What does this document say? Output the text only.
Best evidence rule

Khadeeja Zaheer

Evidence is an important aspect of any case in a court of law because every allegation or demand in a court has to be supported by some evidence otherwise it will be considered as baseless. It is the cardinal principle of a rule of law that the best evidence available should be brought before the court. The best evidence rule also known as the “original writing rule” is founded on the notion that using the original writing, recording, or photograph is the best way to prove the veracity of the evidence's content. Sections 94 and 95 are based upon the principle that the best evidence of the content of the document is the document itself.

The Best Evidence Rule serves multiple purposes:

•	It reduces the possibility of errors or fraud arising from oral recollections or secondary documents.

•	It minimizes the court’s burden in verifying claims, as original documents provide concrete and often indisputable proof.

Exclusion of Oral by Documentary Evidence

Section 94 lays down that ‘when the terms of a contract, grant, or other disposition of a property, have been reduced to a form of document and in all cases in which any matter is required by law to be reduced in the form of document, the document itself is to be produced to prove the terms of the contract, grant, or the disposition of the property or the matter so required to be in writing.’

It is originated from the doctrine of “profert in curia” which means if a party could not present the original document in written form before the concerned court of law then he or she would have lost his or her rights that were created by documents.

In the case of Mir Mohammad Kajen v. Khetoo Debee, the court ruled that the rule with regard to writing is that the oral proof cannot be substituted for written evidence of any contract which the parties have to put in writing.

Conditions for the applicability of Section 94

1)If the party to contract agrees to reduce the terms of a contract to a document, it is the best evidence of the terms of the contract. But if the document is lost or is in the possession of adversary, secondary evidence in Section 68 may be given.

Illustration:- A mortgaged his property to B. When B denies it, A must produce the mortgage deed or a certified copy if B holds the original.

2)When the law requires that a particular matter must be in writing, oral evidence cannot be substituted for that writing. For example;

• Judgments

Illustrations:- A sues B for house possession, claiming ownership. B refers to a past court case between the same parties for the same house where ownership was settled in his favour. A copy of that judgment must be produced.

→ Task prompt
Every entry must be output again, exactly as written above.

→ Exercise result
What does this document say? Output the text only.
Best evidence rule

Khadeeja Zaheer

Evidence is an important aspect of any case in a court of law because every allegation or demand in a court has to be supported by some evidence otherwise it will be considered as baseless. It is the cardinal principle of a rule of law that the best evidence available should be brought before the court. The best evidence rule also known as the “original writing rule” is founded on the notion that using the original writing, recording, or photograph is the best way to prove the veracity of the evidence's content. Sections 94 and 95 are based upon the principle that the best evidence of the content of the document is the document itself.

The Best Evidence Rule serves multiple purposes:

•	It reduces the possibility of errors or fraud arising from oral recollections or secondary documents.

•	It minimizes the court’s burden in verifying claims, as original documents provide concrete and often indisputable proof.

Exclusion of Oral by Documentary Evidence

Section 94 lays down that ‘when the terms of a contract, grant, or other disposition of a property, have been reduced to a form of document and in all cases in which any matter is required by law to be reduced in the form of document, the document itself is to be produced to prove the terms of the contract, grant, or the disposition of the property or the matter so required to be in writing.’

It is originated from the doctrine of “profert in curia” which means if a party could not present the original document in written form before the concerned court of law then he or she would have lost his or her rights that were created by documents.

In the case of Mir Mohammad Kajen v. Khetoo Debee, the court ruled that the rule with regard to writing is that the oral proof cannot be substituted for written evidence of any contract which the parties have to put in writing.

Conditions for the applicability of Section 94

1)If the party to contract agrees to reduce the terms of a contract to a document, it is the best evidence of the terms of the contract. But if the document is lost or is in the possession of adversary, secondary evidence in Section 68 may be given.

Illustration:- A mortgaged his property to B. When B denies it, A must produce the mortgage deed or a certified copy if B holds the original.

2)When the law requires that a particular matter must be in writing, oral evidence cannot be substituted for that writing. For example;

• Judgments

Illustrations:- A sues B for house possession, claiming ownership. B refers to a past court case between the same parties for the same house where ownership was settled in his favour. A copy of that judgment must be produced.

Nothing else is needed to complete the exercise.